From the entries below, list each line with "observed".

**** Material shown ****

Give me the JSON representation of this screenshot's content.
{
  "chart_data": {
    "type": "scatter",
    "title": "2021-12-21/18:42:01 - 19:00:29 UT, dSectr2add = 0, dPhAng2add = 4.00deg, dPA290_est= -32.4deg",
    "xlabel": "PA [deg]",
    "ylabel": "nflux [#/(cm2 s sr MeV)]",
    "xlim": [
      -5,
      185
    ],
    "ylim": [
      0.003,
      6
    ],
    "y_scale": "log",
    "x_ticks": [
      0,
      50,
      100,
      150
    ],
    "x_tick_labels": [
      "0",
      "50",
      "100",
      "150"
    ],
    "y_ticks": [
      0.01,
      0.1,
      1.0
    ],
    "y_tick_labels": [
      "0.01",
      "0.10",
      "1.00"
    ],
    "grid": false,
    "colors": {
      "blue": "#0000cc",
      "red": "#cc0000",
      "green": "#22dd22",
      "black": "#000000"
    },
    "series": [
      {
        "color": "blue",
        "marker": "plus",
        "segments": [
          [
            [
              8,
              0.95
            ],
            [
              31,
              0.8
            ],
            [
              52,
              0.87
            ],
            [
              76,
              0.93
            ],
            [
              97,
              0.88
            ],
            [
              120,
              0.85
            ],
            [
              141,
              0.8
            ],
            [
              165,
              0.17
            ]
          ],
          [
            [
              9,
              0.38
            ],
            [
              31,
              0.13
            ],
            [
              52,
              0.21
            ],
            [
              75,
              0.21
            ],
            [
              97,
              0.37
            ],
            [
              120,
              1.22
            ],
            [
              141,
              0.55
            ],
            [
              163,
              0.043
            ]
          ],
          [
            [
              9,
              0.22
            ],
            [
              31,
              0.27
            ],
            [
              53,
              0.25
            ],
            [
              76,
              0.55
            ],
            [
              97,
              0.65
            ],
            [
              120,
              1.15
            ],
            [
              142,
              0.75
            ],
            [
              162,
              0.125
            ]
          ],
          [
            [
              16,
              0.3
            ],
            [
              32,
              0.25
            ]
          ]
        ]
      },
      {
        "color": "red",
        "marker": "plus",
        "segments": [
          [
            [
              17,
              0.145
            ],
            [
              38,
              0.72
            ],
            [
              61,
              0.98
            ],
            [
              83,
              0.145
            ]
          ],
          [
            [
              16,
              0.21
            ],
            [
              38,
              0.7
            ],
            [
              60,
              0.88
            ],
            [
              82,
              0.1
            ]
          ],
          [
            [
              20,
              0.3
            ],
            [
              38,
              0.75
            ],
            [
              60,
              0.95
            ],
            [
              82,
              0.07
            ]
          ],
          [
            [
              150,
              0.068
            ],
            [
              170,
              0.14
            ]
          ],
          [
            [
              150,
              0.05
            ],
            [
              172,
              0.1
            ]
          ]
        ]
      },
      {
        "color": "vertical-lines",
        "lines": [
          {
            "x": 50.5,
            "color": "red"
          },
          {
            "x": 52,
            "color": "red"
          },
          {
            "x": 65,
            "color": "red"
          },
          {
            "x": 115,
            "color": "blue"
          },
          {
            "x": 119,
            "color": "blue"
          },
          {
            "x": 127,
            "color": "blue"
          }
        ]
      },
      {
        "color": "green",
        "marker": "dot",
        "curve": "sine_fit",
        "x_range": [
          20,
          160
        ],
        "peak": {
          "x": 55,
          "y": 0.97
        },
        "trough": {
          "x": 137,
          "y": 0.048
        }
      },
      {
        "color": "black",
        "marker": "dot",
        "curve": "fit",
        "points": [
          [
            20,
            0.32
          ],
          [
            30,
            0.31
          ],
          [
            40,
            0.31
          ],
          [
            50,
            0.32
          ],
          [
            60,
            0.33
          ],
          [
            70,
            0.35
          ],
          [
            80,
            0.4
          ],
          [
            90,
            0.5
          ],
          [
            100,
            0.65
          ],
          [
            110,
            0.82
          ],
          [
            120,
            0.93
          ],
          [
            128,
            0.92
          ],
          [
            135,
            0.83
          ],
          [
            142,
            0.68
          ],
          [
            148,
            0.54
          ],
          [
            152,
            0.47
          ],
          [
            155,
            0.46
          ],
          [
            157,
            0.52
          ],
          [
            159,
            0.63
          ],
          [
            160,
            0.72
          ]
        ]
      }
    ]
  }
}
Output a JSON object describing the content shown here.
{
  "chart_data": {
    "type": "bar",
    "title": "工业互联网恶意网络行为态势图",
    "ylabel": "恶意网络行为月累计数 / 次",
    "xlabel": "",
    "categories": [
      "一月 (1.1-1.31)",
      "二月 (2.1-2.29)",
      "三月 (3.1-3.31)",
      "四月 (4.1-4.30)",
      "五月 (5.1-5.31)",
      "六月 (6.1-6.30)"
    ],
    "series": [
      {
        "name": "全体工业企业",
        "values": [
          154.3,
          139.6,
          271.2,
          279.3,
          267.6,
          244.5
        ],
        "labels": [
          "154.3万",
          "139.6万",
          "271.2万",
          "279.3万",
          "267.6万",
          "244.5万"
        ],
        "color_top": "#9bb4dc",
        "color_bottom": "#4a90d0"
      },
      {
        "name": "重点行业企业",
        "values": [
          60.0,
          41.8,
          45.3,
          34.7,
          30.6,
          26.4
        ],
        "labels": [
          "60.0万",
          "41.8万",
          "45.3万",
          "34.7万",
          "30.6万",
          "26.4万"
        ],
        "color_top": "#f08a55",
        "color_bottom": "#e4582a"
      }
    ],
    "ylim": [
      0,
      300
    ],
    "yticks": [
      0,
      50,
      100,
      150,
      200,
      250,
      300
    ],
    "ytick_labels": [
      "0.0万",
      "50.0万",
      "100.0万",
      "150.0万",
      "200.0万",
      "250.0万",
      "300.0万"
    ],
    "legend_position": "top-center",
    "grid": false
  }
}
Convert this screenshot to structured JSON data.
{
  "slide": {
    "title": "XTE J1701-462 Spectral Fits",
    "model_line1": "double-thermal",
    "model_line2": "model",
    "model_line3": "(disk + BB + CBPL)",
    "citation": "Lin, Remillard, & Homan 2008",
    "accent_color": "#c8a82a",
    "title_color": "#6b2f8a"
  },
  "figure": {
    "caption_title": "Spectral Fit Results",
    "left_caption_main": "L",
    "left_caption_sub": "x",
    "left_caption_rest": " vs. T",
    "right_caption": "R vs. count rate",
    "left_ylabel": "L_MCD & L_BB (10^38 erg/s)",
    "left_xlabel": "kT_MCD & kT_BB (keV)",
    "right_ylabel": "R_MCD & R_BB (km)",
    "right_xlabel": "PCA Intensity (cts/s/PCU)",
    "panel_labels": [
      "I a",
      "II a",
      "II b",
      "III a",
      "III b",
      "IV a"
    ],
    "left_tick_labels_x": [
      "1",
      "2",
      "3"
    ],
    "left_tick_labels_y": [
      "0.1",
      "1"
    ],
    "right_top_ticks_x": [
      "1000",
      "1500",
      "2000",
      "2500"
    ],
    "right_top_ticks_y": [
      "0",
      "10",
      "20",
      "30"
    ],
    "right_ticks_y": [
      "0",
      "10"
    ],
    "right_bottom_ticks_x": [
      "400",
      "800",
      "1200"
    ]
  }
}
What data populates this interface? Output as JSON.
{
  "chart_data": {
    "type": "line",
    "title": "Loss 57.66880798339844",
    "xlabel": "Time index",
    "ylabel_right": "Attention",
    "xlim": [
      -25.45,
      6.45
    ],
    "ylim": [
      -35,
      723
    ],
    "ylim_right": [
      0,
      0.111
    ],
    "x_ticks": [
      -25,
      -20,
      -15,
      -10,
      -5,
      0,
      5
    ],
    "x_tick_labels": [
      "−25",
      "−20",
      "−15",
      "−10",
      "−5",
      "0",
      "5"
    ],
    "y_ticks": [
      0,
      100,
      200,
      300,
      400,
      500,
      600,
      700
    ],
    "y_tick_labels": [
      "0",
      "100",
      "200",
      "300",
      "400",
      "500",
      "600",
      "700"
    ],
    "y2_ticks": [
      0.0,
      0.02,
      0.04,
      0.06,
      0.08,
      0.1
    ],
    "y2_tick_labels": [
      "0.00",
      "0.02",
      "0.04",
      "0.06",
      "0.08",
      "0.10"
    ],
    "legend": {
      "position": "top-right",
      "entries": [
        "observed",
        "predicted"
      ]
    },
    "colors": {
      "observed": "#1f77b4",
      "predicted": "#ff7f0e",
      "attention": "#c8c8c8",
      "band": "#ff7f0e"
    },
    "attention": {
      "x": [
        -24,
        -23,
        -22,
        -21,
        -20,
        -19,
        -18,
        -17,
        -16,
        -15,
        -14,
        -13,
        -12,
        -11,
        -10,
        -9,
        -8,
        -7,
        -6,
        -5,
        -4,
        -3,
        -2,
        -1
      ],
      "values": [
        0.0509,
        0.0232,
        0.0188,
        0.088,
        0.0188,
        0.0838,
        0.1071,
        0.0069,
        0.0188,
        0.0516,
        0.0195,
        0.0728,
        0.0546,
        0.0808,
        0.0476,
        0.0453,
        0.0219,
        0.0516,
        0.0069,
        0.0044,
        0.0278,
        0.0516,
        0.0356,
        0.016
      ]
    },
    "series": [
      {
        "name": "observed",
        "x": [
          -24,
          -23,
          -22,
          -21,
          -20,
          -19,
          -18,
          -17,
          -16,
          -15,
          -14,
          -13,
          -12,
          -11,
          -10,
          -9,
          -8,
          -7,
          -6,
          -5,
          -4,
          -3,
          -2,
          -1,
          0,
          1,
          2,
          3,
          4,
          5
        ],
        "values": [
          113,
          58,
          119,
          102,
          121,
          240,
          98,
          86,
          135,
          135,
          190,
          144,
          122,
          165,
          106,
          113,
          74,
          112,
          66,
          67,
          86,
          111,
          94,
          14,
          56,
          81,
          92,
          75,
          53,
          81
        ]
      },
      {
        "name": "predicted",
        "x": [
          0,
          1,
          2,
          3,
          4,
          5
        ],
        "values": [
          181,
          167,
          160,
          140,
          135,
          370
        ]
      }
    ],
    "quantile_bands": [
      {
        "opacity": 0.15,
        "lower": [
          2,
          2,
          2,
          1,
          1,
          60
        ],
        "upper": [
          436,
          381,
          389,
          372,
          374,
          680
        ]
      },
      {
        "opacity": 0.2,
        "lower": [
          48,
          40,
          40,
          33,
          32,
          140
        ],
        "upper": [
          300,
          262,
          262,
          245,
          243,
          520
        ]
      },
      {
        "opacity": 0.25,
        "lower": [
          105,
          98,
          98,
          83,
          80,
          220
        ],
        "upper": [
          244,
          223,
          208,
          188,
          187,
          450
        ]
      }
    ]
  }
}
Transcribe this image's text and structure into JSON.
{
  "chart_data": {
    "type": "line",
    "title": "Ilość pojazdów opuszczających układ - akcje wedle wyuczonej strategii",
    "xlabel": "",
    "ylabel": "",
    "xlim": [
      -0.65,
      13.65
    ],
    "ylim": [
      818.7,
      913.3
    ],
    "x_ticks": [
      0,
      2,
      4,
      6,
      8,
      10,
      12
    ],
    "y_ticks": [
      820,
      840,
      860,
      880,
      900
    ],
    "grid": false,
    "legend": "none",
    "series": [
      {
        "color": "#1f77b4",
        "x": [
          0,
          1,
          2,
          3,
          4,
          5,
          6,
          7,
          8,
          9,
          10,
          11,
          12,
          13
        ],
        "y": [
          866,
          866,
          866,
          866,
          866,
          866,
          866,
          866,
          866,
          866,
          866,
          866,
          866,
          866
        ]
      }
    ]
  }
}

****

# Result of this task:
        "observed",
      "observed": "#1f77b4",
        "name": "observed",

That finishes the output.